§ **GOAL**
For the data that follows, report how many lines contain the word "JSON", and nothing else.

§ **DATASET EXCERPTS**
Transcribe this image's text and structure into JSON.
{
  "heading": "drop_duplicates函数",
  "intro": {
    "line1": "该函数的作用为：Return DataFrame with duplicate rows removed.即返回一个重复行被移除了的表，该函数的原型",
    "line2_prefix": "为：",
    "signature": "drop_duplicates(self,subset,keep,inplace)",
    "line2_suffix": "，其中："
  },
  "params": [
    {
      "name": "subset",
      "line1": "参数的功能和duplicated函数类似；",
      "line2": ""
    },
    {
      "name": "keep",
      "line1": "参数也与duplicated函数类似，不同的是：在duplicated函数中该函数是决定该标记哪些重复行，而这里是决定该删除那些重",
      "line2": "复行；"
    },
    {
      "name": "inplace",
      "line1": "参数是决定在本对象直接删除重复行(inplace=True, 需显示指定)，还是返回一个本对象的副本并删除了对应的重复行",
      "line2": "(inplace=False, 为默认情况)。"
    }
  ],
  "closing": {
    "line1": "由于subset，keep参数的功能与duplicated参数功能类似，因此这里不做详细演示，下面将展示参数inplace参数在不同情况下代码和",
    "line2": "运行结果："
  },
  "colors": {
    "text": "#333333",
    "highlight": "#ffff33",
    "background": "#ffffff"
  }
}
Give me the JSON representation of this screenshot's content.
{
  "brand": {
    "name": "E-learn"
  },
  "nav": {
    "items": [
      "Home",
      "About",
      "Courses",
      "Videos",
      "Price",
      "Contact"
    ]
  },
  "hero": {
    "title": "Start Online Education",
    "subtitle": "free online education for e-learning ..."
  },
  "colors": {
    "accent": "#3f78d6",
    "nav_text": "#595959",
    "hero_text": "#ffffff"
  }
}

§ **WRITTEN ANSWER**
2